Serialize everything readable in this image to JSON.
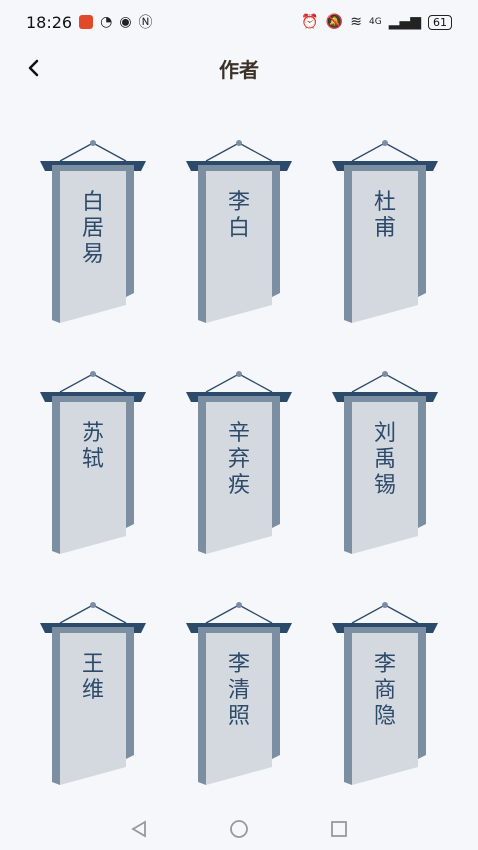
{
  "status": {
    "time": "18:26",
    "signal": "4G",
    "battery": "61"
  },
  "header": {
    "title": "作者"
  },
  "authors": [
    "白居易",
    "李白",
    "杜甫",
    "苏轼",
    "辛弃疾",
    "刘禹锡",
    "王维",
    "李清照",
    "李商隐"
  ],
  "colors": {
    "pole": "#2c4a6a",
    "banner": "#d3d9df",
    "shade": "#7c8ea1"
  }
}
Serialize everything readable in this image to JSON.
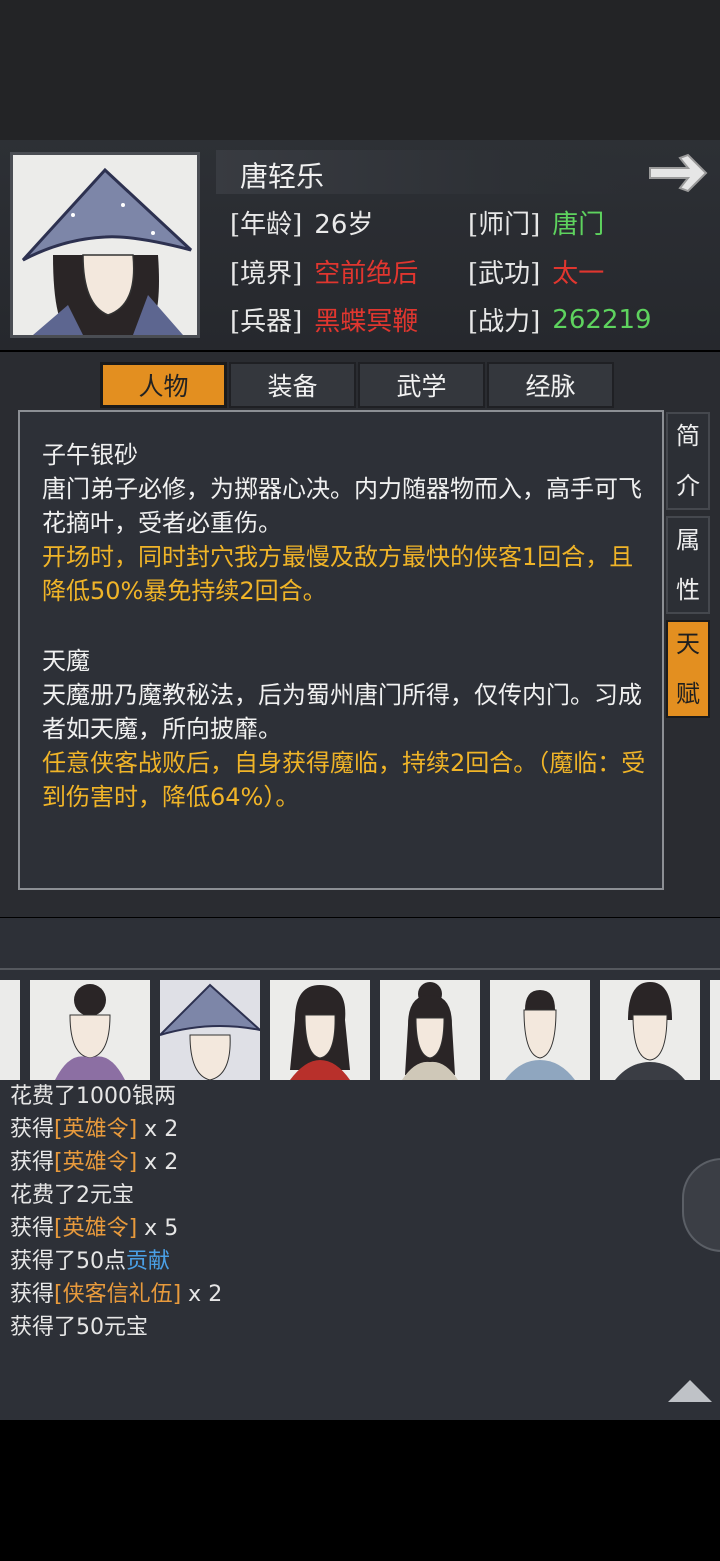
{
  "character": {
    "name": "唐轻乐",
    "fields": [
      {
        "label": "[年龄]",
        "value": "26岁",
        "color": "white"
      },
      {
        "label": "[师门]",
        "value": "唐门",
        "color": "green"
      },
      {
        "label": "[境界]",
        "value": "空前绝后",
        "color": "red"
      },
      {
        "label": "[武功]",
        "value": "太一",
        "color": "red"
      },
      {
        "label": "[兵器]",
        "value": "黑蝶冥鞭",
        "color": "red"
      },
      {
        "label": "[战力]",
        "value": "262219",
        "color": "green"
      }
    ]
  },
  "tabs": [
    "人物",
    "装备",
    "武学",
    "经脉"
  ],
  "active_tab": "人物",
  "side_tabs": [
    {
      "line1": "简",
      "line2": "介"
    },
    {
      "line1": "属",
      "line2": "性"
    },
    {
      "line1": "天",
      "line2": "赋"
    }
  ],
  "talents": [
    {
      "title": "子午银砂",
      "desc": "唐门弟子必修，为掷器心决。内力随器物而入，高手可飞花摘叶，受者必重伤。",
      "effect": "开场时，同时封穴我方最慢及敌方最快的侠客1回合，且降低50%暴免持续2回合。"
    },
    {
      "title": "天魔",
      "desc": "天魔册乃魔教秘法，后为蜀州唐门所得，仅传内门。习成者如天魔，所向披靡。",
      "effect": "任意侠客战败后，自身获得魔临，持续2回合。（魔临：受到伤害时，降低64%）。"
    }
  ],
  "log": [
    {
      "pre": "花费了1000银两",
      "item": "",
      "post": "",
      "item_color": ""
    },
    {
      "pre": "获得",
      "item": "[英雄令]",
      "post": " x 2",
      "item_color": "orange"
    },
    {
      "pre": "获得",
      "item": "[英雄令]",
      "post": " x 2",
      "item_color": "orange"
    },
    {
      "pre": "花费了2元宝",
      "item": "",
      "post": "",
      "item_color": ""
    },
    {
      "pre": "获得",
      "item": "[英雄令]",
      "post": " x 5",
      "item_color": "orange"
    },
    {
      "pre": "获得了50点",
      "item": "贡献",
      "post": "",
      "item_color": "blue"
    },
    {
      "pre": "获得",
      "item": "[侠客信礼伍]",
      "post": " x 2",
      "item_color": "orange"
    },
    {
      "pre": "获得了50元宝",
      "item": "",
      "post": "",
      "item_color": ""
    }
  ],
  "colors": {
    "accent": "#e38f20",
    "effect_text": "#f0b428",
    "value_red": "#e0362f",
    "value_green": "#5ed35e"
  }
}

AIM OF THE TASK:
Skipping the pictures, transcribe each line above exactly as it appears.

RESPONSE:
Serialize everything readable in this image to JSON.
{
  "status": {
    "time": "18:26",
    "signal": "4G",
    "battery": "61"
  },
  "header": {
    "title": "作者"
  },
  "authors": [
    "白居易",
    "李白",
    "杜甫",
    "苏轼",
    "辛弃疾",
    "刘禹锡",
    "王维",
    "李清照",
    "李商隐"
  ],
  "colors": {
    "pole": "#2c4a6a",
    "banner": "#d3d9df",
    "shade": "#7c8ea1"
  }
}
Serialize everything readable in this image to JSON.
{
  "character": {
    "name": "唐轻乐",
    "fields": [
      {
        "label": "[年龄]",
        "value": "26岁",
        "color": "white"
      },
      {
        "label": "[师门]",
        "value": "唐门",
        "color": "green"
      },
      {
        "label": "[境界]",
        "value": "空前绝后",
        "color": "red"
      },
      {
        "label": "[武功]",
        "value": "太一",
        "color": "red"
      },
      {
        "label": "[兵器]",
        "value": "黑蝶冥鞭",
        "color": "red"
      },
      {
        "label": "[战力]",
        "value": "262219",
        "color": "green"
      }
    ]
  },
  "tabs": [
    "人物",
    "装备",
    "武学",
    "经脉"
  ],
  "active_tab": "人物",
  "side_tabs": [
    {
      "line1": "简",
      "line2": "介"
    },
    {
      "line1": "属",
      "line2": "性"
    },
    {
      "line1": "天",
      "line2": "赋"
    }
  ],
  "talents": [
    {
      "title": "子午银砂",
      "desc": "唐门弟子必修，为掷器心决。内力随器物而入，高手可飞花摘叶，受者必重伤。",
      "effect": "开场时，同时封穴我方最慢及敌方最快的侠客1回合，且降低50%暴免持续2回合。"
    },
    {
      "title": "天魔",
      "desc": "天魔册乃魔教秘法，后为蜀州唐门所得，仅传内门。习成者如天魔，所向披靡。",
      "effect": "任意侠客战败后，自身获得魔临，持续2回合。（魔临：受到伤害时，降低64%）。"
    }
  ],
  "log": [
    {
      "pre": "花费了1000银两",
      "item": "",
      "post": "",
      "item_color": ""
    },
    {
      "pre": "获得",
      "item": "[英雄令]",
      "post": " x 2",
      "item_color": "orange"
    },
    {
      "pre": "获得",
      "item": "[英雄令]",
      "post": " x 2",
      "item_color": "orange"
    },
    {
      "pre": "花费了2元宝",
      "item": "",
      "post": "",
      "item_color": ""
    },
    {
      "pre": "获得",
      "item": "[英雄令]",
      "post": " x 5",
      "item_color": "orange"
    },
    {
      "pre": "获得了50点",
      "item": "贡献",
      "post": "",
      "item_color": "blue"
    },
    {
      "pre": "获得",
      "item": "[侠客信礼伍]",
      "post": " x 2",
      "item_color": "orange"
    },
    {
      "pre": "获得了50元宝",
      "item": "",
      "post": "",
      "item_color": ""
    }
  ],
  "colors": {
    "accent": "#e38f20",
    "effect_text": "#f0b428",
    "value_red": "#e0362f",
    "value_green": "#5ed35e"
  }
}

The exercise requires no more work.